* Set problem:
Write the records below out again exactly as given, with no images.

[Stored items]
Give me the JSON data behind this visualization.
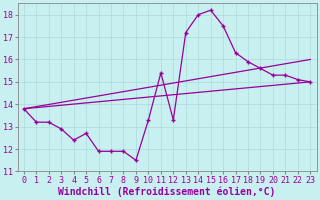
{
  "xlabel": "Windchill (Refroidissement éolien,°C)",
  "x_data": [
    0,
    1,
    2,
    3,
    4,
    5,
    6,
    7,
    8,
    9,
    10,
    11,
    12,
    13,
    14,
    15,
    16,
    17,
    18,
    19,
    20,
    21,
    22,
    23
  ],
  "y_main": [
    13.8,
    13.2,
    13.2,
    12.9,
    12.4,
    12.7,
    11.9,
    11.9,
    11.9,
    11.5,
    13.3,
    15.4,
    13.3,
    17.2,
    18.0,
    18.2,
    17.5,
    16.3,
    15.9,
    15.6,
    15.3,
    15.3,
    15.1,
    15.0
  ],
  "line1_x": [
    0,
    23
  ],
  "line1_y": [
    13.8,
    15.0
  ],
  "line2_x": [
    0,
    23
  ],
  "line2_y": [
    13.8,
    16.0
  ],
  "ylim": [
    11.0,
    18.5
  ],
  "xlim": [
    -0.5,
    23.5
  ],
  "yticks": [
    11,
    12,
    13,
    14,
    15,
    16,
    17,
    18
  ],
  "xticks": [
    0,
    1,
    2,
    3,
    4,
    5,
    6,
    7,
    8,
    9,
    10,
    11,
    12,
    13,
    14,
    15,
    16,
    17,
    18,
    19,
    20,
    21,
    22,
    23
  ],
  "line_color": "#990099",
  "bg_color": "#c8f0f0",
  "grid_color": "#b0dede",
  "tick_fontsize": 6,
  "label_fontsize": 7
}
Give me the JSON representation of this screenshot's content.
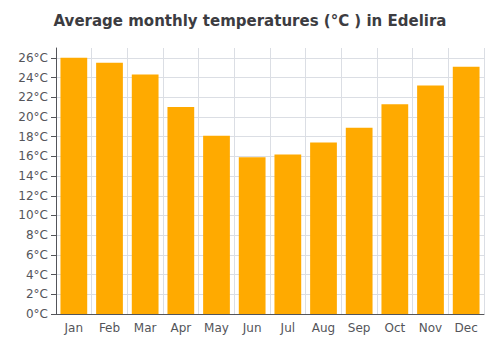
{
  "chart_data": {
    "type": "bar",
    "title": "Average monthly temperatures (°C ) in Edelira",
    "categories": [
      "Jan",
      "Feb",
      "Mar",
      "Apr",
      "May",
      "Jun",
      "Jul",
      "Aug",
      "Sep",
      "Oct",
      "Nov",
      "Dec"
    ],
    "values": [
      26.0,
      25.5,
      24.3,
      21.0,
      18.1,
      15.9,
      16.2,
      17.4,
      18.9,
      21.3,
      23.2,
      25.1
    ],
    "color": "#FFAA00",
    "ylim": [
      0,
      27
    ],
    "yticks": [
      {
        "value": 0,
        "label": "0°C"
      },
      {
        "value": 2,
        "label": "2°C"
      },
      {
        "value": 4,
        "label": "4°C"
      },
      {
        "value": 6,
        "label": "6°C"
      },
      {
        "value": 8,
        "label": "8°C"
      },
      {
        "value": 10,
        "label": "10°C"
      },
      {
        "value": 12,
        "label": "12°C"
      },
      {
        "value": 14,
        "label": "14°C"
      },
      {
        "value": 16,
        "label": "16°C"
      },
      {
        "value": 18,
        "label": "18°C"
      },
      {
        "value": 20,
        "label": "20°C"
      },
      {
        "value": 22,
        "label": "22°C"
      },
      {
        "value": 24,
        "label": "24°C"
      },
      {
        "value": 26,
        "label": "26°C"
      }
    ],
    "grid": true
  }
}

* Output for this exercise:
Give me the JSON data behind this visualization.
{
  "xlabel": "Windchill (Refroidissement éolien,°C)",
  "x_data": [
    0,
    1,
    2,
    3,
    4,
    5,
    6,
    7,
    8,
    9,
    10,
    11,
    12,
    13,
    14,
    15,
    16,
    17,
    18,
    19,
    20,
    21,
    22,
    23
  ],
  "y_main": [
    13.8,
    13.2,
    13.2,
    12.9,
    12.4,
    12.7,
    11.9,
    11.9,
    11.9,
    11.5,
    13.3,
    15.4,
    13.3,
    17.2,
    18.0,
    18.2,
    17.5,
    16.3,
    15.9,
    15.6,
    15.3,
    15.3,
    15.1,
    15.0
  ],
  "line1_x": [
    0,
    23
  ],
  "line1_y": [
    13.8,
    15.0
  ],
  "line2_x": [
    0,
    23
  ],
  "line2_y": [
    13.8,
    16.0
  ],
  "ylim": [
    11.0,
    18.5
  ],
  "xlim": [
    -0.5,
    23.5
  ],
  "yticks": [
    11,
    12,
    13,
    14,
    15,
    16,
    17,
    18
  ],
  "xticks": [
    0,
    1,
    2,
    3,
    4,
    5,
    6,
    7,
    8,
    9,
    10,
    11,
    12,
    13,
    14,
    15,
    16,
    17,
    18,
    19,
    20,
    21,
    22,
    23
  ],
  "line_color": "#990099",
  "bg_color": "#c8f0f0",
  "grid_color": "#b0dede",
  "tick_fontsize": 6,
  "label_fontsize": 7
}
Give me the JSON representation of this screenshot's content.
{
  "chart_data": {
    "type": "bar",
    "title": "Average monthly temperatures (°C ) in Edelira",
    "categories": [
      "Jan",
      "Feb",
      "Mar",
      "Apr",
      "May",
      "Jun",
      "Jul",
      "Aug",
      "Sep",
      "Oct",
      "Nov",
      "Dec"
    ],
    "values": [
      26.0,
      25.5,
      24.3,
      21.0,
      18.1,
      15.9,
      16.2,
      17.4,
      18.9,
      21.3,
      23.2,
      25.1
    ],
    "color": "#FFAA00",
    "ylim": [
      0,
      27
    ],
    "yticks": [
      {
        "value": 0,
        "label": "0°C"
      },
      {
        "value": 2,
        "label": "2°C"
      },
      {
        "value": 4,
        "label": "4°C"
      },
      {
        "value": 6,
        "label": "6°C"
      },
      {
        "value": 8,
        "label": "8°C"
      },
      {
        "value": 10,
        "label": "10°C"
      },
      {
        "value": 12,
        "label": "12°C"
      },
      {
        "value": 14,
        "label": "14°C"
      },
      {
        "value": 16,
        "label": "16°C"
      },
      {
        "value": 18,
        "label": "18°C"
      },
      {
        "value": 20,
        "label": "20°C"
      },
      {
        "value": 22,
        "label": "22°C"
      },
      {
        "value": 24,
        "label": "24°C"
      },
      {
        "value": 26,
        "label": "26°C"
      }
    ],
    "grid": true
  }
}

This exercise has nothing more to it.